- [PROBLEM REQUIREMENTS]:
All the data must come back unchanged, except that pictures are left out.

Dataset items:
-=-=-

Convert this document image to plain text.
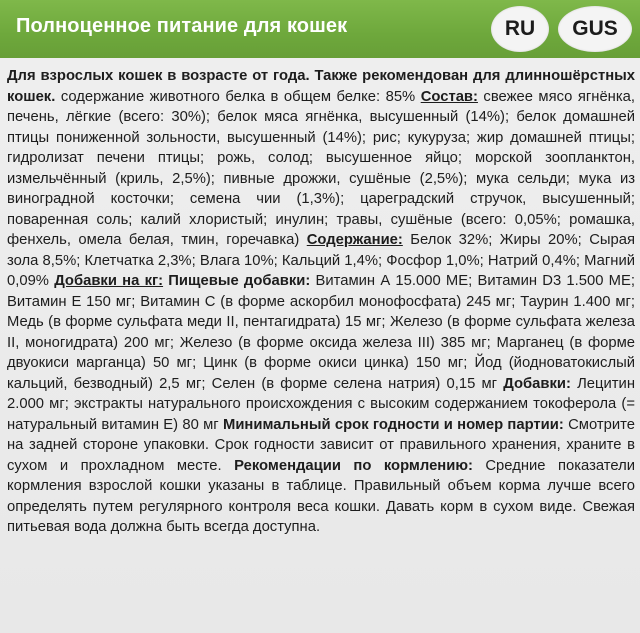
Полноценное питание для кошек	RU	GUS
Для взрослых кошек в возрасте от года. Также рекомендован для длинношёрстных кошек. содержание животного белка в общем белке: 85% Состав: свежее мясо ягнёнка, печень, лёгкие (всего: 30%); белок мяса ягнёнка, высушенный (14%); белок домашней птицы пониженной зольности, высушенный (14%); рис; кукуруза; жир домашней птицы; гидролизат печени птицы; рожь, солод; высушенное яйцо; морской зоопланктон, измельчённый (криль, 2,5%); пивные дрожжи, сушёные (2,5%); мука сельди; мука из виноградной косточки; семена чии (1,3%); цареградский стручок, высушенный; поваренная соль; калий хлористый; инулин; травы, сушёные (всего: 0,05%; ромашка, фенхель, омела белая, тмин, горечавка) Содержание: Белок 32%; Жиры 20%; Сырая зола 8,5%; Клетчатка 2,3%; Влага 10%; Кальций 1,4%; Фосфор 1,0%; Натрий 0,4%; Магний 0,09% Добавки на кг: Пищевые добавки: Витамин А 15.000 МЕ; Витамин D3 1.500 МЕ; Витамин Е 150 мг; Витамин С (в форме аскорбил монофосфата) 245 мг; Таурин 1.400 мг; Медь (в форме сульфата меди II, пентагидрата) 15 мг; Железо (в форме сульфата железа II, моногидрата) 200 мг; Железо (в форме оксида железа III) 385 мг; Марганец (в форме двуокиси марганца) 50 мг; Цинк (в форме окиси цинка) 150 мг; Йод (йодноватокислый кальций, безводный) 2,5 мг; Селен (в форме селена натрия) 0,15 мг Добавки: Лецитин 2.000 мг; экстракты натурального происхождения с высоким содержанием токоферола (= натуральный витамин Е) 80 мг Минимальный срок годности и номер партии: Смотрите на задней стороне упаковки. Срок годности зависит от правильного хранения, храните в сухом и прохладном месте. Рекомендации по кормлению: Средние показатели кормления взрослой кошки указаны в таблице. Правильный объем корма лучше всего определять путем регулярного контроля веса кошки. Давать корм в сухом виде. Свежая питьевая вода должна быть всегда доступна.
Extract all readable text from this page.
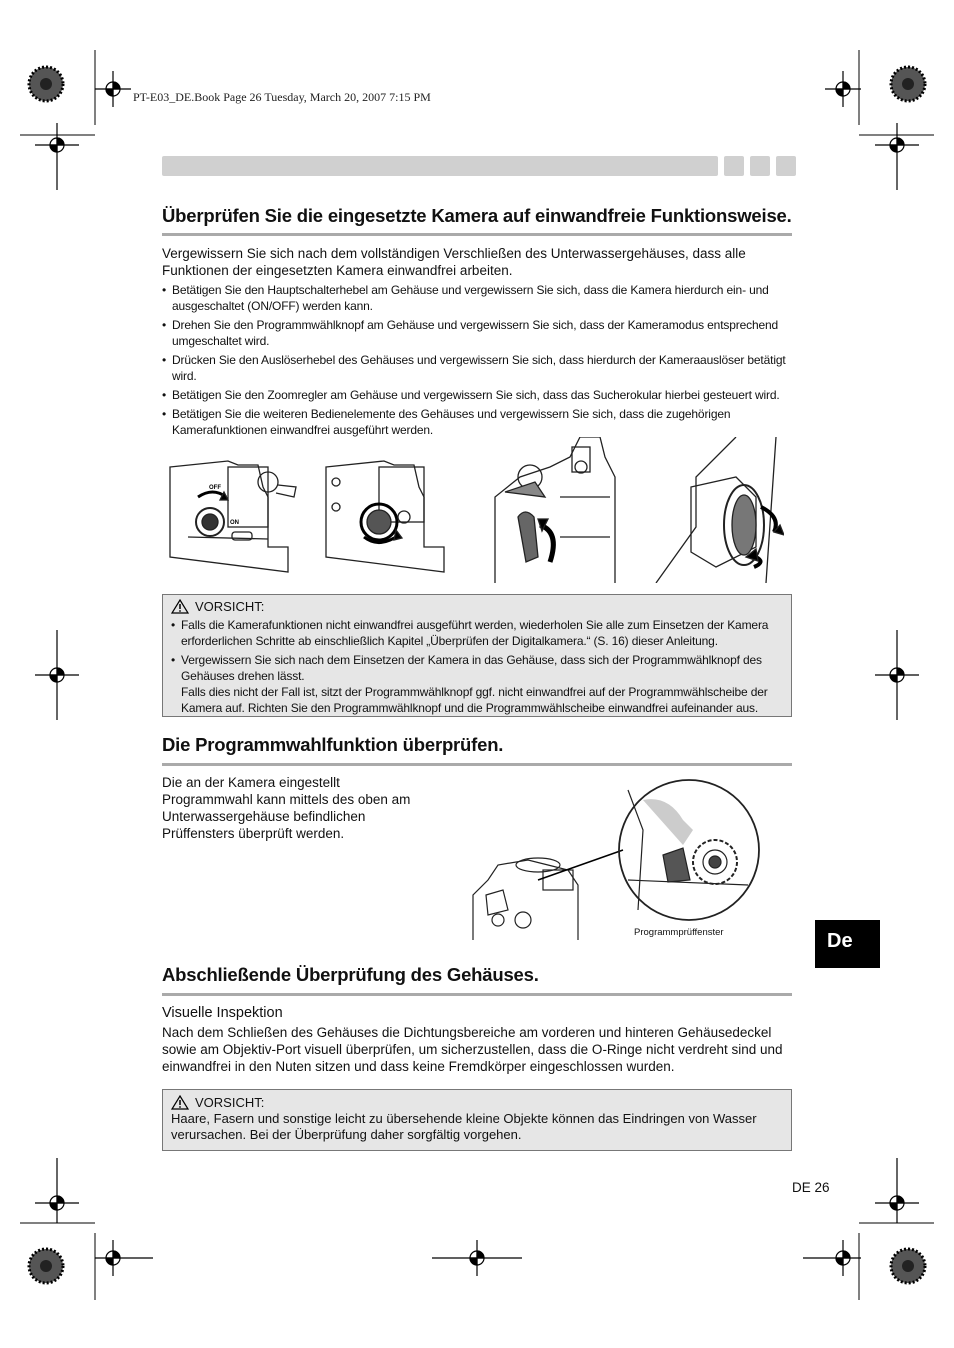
PT-E03_DE.Book Page 26 Tuesday, March 20, 2007 7:15 PM
Überprüfen Sie die eingesetzte Kamera auf einwandfreie Funktionsweise.
Vergewissern Sie sich nach dem vollständigen Verschließen des Unterwassergehäuses, dass alle
Funktionen der eingesetzten Kamera einwandfrei arbeiten.
• Betätigen Sie den Hauptschalterhebel am Gehäuse und vergewissern Sie sich, dass die Kamera hierdurch ein- und ausgeschaltet (ON/OFF) werden kann.
• Drehen Sie den Programmwählknopf am Gehäuse und vergewissern Sie sich, dass der Kameramodus entsprechend umgeschaltet wird.
• Drücken Sie den Auslöserhebel des Gehäuses und vergewissern Sie sich, dass hierdurch der Kameraauslöser betätigt wird.
• Betätigen Sie den Zoomregler am Gehäuse und vergewissern Sie sich, dass das Sucherokular hierbei gesteuert wird.
• Betätigen Sie die weiteren Bedienelemente des Gehäuses und vergewissern Sie sich, dass die zugehörigen Kamerafunktionen einwandfrei ausgeführt werden.
OFF
ON
VORSICHT:
• Falls die Kamerafunktionen nicht einwandfrei ausgeführt werden, wiederholen Sie alle zum Einsetzen der Kamera erforderlichen Schritte ab einschließlich Kapitel „Überprüfen der Digitalkamera.“ (S. 16) dieser Anleitung.
• Vergewissern Sie sich nach dem Einsetzen der Kamera in das Gehäuse, dass sich der Programmwählknopf des Gehäuses drehen lässt.
Falls dies nicht der Fall ist, sitzt der Programmwählknopf ggf. nicht einwandfrei auf der Programmwählscheibe der Kamera auf. Richten Sie den Programmwählknopf und die Programmwählscheibe einwandfrei aufeinander aus.
Die Programmwahlfunktion überprüfen.
Die an der Kamera eingestellt
Programmwahl kann mittels des oben am
Unterwassergehäuse befindlichen
Prüffensters überprüft werden.
Programmprüffenster
Abschließende Überprüfung des Gehäuses.
Visuelle Inspektion
Nach dem Schließen des Gehäuses die Dichtungsbereiche am vorderen und hinteren Gehäusedeckel sowie am Objektiv-Port visuell überprüfen, um sicherzustellen, dass die O-Ringe nicht verdreht sind und einwandfrei in den Nuten sitzen und dass keine Fremdkörper eingeschlossen wurden.
VORSICHT:
Haare, Fasern und sonstige leicht zu übersehende kleine Objekte können das Eindringen von Wasser verursachen. Bei der Überprüfung daher sorgfältig vorgehen.
De
DE 26
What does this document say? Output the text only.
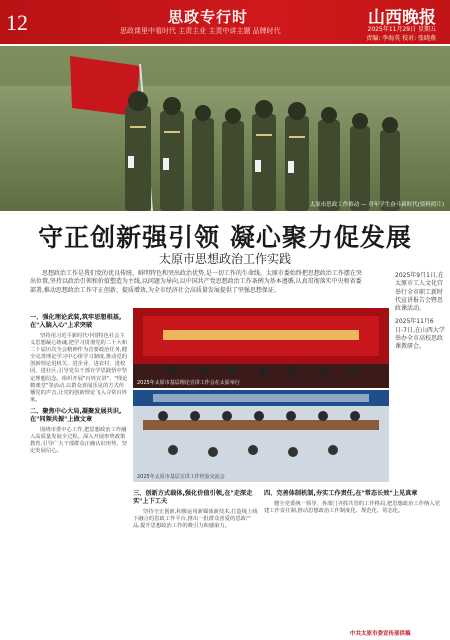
12	思政专行时
思政课里中看时代 主责主业 主责中讲主题 品牌时代
山西晚报
2025年11月29日 星期五
责编: 李海英 校对: 张晓燕
太原市思政工作推动 — 青年学生奋斗新时代(资料照片)
守正创新强引领 凝心聚力促发展
太原市思想政治工作实践
思想政治工作是我们党的优良传统、鲜明特色和突出政治优势,是一切工作的生命线。太原市委始终把思想政治工作摆在突出位置,坚持以政治引领和价值塑造为主线,以问题为导向,以中国共产党思想政治工作条例为基本遵循,认真贯彻落实中央和省委部署,推动思想政治工作守正创新、提质增效,为全市经济社会高质量发展提供了坚强思想保证。

2025年9月1日,在太原市工人文化宫举行全市职工新时代宣讲报告会暨思政课活动。

2025年11月6日-7日,在山西大学举办全市高校思政课教研会。

一、强化理论武装,筑牢思想根基,在"入脑入心"上求突破

坚持用习近平新时代中国特色社会主义思想凝心铸魂,把学习贯彻党的二十大和二十届历次全会精神作为首要政治任务,健全完善理论学习中心组学习制度,推动党的创新理论进机关、进企业、进农村、进校园、进社区,引导党员干部在学思践悟中坚定理想信念。组织开展"百姓宣讲"、"理论微课堂"等活动,以群众喜闻乐见的方式传播党的声音,让党的创新理论飞入寻常百姓家。

二、聚焦中心大局,凝聚发展共识,在"同频共振"上做文章

围绕市委中心工作,把思想政治工作融入高质量发展全过程。深入开展形势政策教育,引导广大干部群众正确认识形势、坚定发展信心。

2025年太原市基层理论宣讲工作会在太原举行
2025年太原市基层宣讲工作经验交流会
三、创新方式载体,强化价值引领,在"走深走实"上下工夫

坚持守正创新,积极运用新媒体新技术,打造线上线下融合的思政工作平台,推出一批群众喜爱的思政产品,提升思想政治工作的吸引力和感染力。

四、完善体制机制,夯实工作责任,在"常态长效"上见真章

健全党委统一领导、各部门齐抓共管的工作格局,把思想政治工作纳入党建工作责任制,推动思想政治工作制度化、规范化、常态化。

中共太原市委宣传部供稿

-=-=-

- [ANSWER FOR THIS EXERCISE]:
Convert this document image to plain text.
Полноценное питание для кошек	RU	GUS
Для взрослых кошек в возрасте от года. Также рекомендован для длинношёрстных кошек. содержание животного белка в общем белке: 85% Состав: свежее мясо ягнёнка, печень, лёгкие (всего: 30%); белок мяса ягнёнка, высушенный (14%); белок домашней птицы пониженной зольности, высушенный (14%); рис; кукуруза; жир домашней птицы; гидролизат печени птицы; рожь, солод; высушенное яйцо; морской зоопланктон, измельчённый (криль, 2,5%); пивные дрожжи, сушёные (2,5%); мука сельди; мука из виноградной косточки; семена чии (1,3%); цареградский стручок, высушенный; поваренная соль; калий хлористый; инулин; травы, сушёные (всего: 0,05%; ромашка, фенхель, омела белая, тмин, горечавка) Содержание: Белок 32%; Жиры 20%; Сырая зола 8,5%; Клетчатка 2,3%; Влага 10%; Кальций 1,4%; Фосфор 1,0%; Натрий 0,4%; Магний 0,09% Добавки на кг: Пищевые добавки: Витамин А 15.000 МЕ; Витамин D3 1.500 МЕ; Витамин Е 150 мг; Витамин С (в форме аскорбил монофосфата) 245 мг; Таурин 1.400 мг; Медь (в форме сульфата меди II, пентагидрата) 15 мг; Железо (в форме сульфата железа II, моногидрата) 200 мг; Железо (в форме оксида железа III) 385 мг; Марганец (в форме двуокиси марганца) 50 мг; Цинк (в форме окиси цинка) 150 мг; Йод (йодноватокислый кальций, безводный) 2,5 мг; Селен (в форме селена натрия) 0,15 мг Добавки: Лецитин 2.000 мг; экстракты натурального происхождения с высоким содержанием токоферола (= натуральный витамин Е) 80 мг Минимальный срок годности и номер партии: Смотрите на задней стороне упаковки. Срок годности зависит от правильного хранения, храните в сухом и прохладном месте. Рекомендации по кормлению: Средние показатели кормления взрослой кошки указаны в таблице. Правильный объем корма лучше всего определять путем регулярного контроля веса кошки. Давать корм в сухом виде. Свежая питьевая вода должна быть всегда доступна.
Extract all readable text from this page.
PT-E03_DE.Book Page 26 Tuesday, March 20, 2007 7:15 PM
Überprüfen Sie die eingesetzte Kamera auf einwandfreie Funktionsweise.
Vergewissern Sie sich nach dem vollständigen Verschließen des Unterwassergehäuses, dass alle
Funktionen der eingesetzten Kamera einwandfrei arbeiten.
• Betätigen Sie den Hauptschalterhebel am Gehäuse und vergewissern Sie sich, dass die Kamera hierdurch ein- und ausgeschaltet (ON/OFF) werden kann.
• Drehen Sie den Programmwählknopf am Gehäuse und vergewissern Sie sich, dass der Kameramodus entsprechend umgeschaltet wird.
• Drücken Sie den Auslöserhebel des Gehäuses und vergewissern Sie sich, dass hierdurch der Kameraauslöser betätigt wird.
• Betätigen Sie den Zoomregler am Gehäuse und vergewissern Sie sich, dass das Sucherokular hierbei gesteuert wird.
• Betätigen Sie die weiteren Bedienelemente des Gehäuses und vergewissern Sie sich, dass die zugehörigen Kamerafunktionen einwandfrei ausgeführt werden.
OFF
ON
VORSICHT:
• Falls die Kamerafunktionen nicht einwandfrei ausgeführt werden, wiederholen Sie alle zum Einsetzen der Kamera erforderlichen Schritte ab einschließlich Kapitel „Überprüfen der Digitalkamera.“ (S. 16) dieser Anleitung.
• Vergewissern Sie sich nach dem Einsetzen der Kamera in das Gehäuse, dass sich der Programmwählknopf des Gehäuses drehen lässt.
Falls dies nicht der Fall ist, sitzt der Programmwählknopf ggf. nicht einwandfrei auf der Programmwählscheibe der Kamera auf. Richten Sie den Programmwählknopf und die Programmwählscheibe einwandfrei aufeinander aus.
Die Programmwahlfunktion überprüfen.
Die an der Kamera eingestellt
Programmwahl kann mittels des oben am
Unterwassergehäuse befindlichen
Prüffensters überprüft werden.
Programmprüffenster
Abschließende Überprüfung des Gehäuses.
Visuelle Inspektion
Nach dem Schließen des Gehäuses die Dichtungsbereiche am vorderen und hinteren Gehäusedeckel sowie am Objektiv-Port visuell überprüfen, um sicherzustellen, dass die O-Ringe nicht verdreht sind und einwandfrei in den Nuten sitzen und dass keine Fremdkörper eingeschlossen wurden.
VORSICHT:
Haare, Fasern und sonstige leicht zu übersehende kleine Objekte können das Eindringen von Wasser verursachen. Bei der Überprüfung daher sorgfältig vorgehen.
De
DE 26
What does this document say? Output the text only.
12	思政专行时
思政课里中看时代 主责主业 主责中讲主题 品牌时代
山西晚报
2025年11月29日 星期五
责编: 李海英 校对: 张晓燕
太原市思政工作推动 — 青年学生奋斗新时代(资料照片)
守正创新强引领 凝心聚力促发展
太原市思想政治工作实践
思想政治工作是我们党的优良传统、鲜明特色和突出政治优势,是一切工作的生命线。太原市委始终把思想政治工作摆在突出位置,坚持以政治引领和价值塑造为主线,以问题为导向,以中国共产党思想政治工作条例为基本遵循,认真贯彻落实中央和省委部署,推动思想政治工作守正创新、提质增效,为全市经济社会高质量发展提供了坚强思想保证。

2025年9月1日,在太原市工人文化宫举行全市职工新时代宣讲报告会暨思政课活动。

2025年11月6日-7日,在山西大学举办全市高校思政课教研会。

一、强化理论武装,筑牢思想根基,在"入脑入心"上求突破

坚持用习近平新时代中国特色社会主义思想凝心铸魂,把学习贯彻党的二十大和二十届历次全会精神作为首要政治任务,健全完善理论学习中心组学习制度,推动党的创新理论进机关、进企业、进农村、进校园、进社区,引导党员干部在学思践悟中坚定理想信念。组织开展"百姓宣讲"、"理论微课堂"等活动,以群众喜闻乐见的方式传播党的声音,让党的创新理论飞入寻常百姓家。

二、聚焦中心大局,凝聚发展共识,在"同频共振"上做文章

围绕市委中心工作,把思想政治工作融入高质量发展全过程。深入开展形势政策教育,引导广大干部群众正确认识形势、坚定发展信心。

2025年太原市基层理论宣讲工作会在太原举行
2025年太原市基层宣讲工作经验交流会
三、创新方式载体,强化价值引领,在"走深走实"上下工夫

坚持守正创新,积极运用新媒体新技术,打造线上线下融合的思政工作平台,推出一批群众喜爱的思政产品,提升思想政治工作的吸引力和感染力。

四、完善体制机制,夯实工作责任,在"常态长效"上见真章

健全党委统一领导、各部门齐抓共管的工作格局,把思想政治工作纳入党建工作责任制,推动思想政治工作制度化、规范化、常态化。

中共太原市委宣传部供稿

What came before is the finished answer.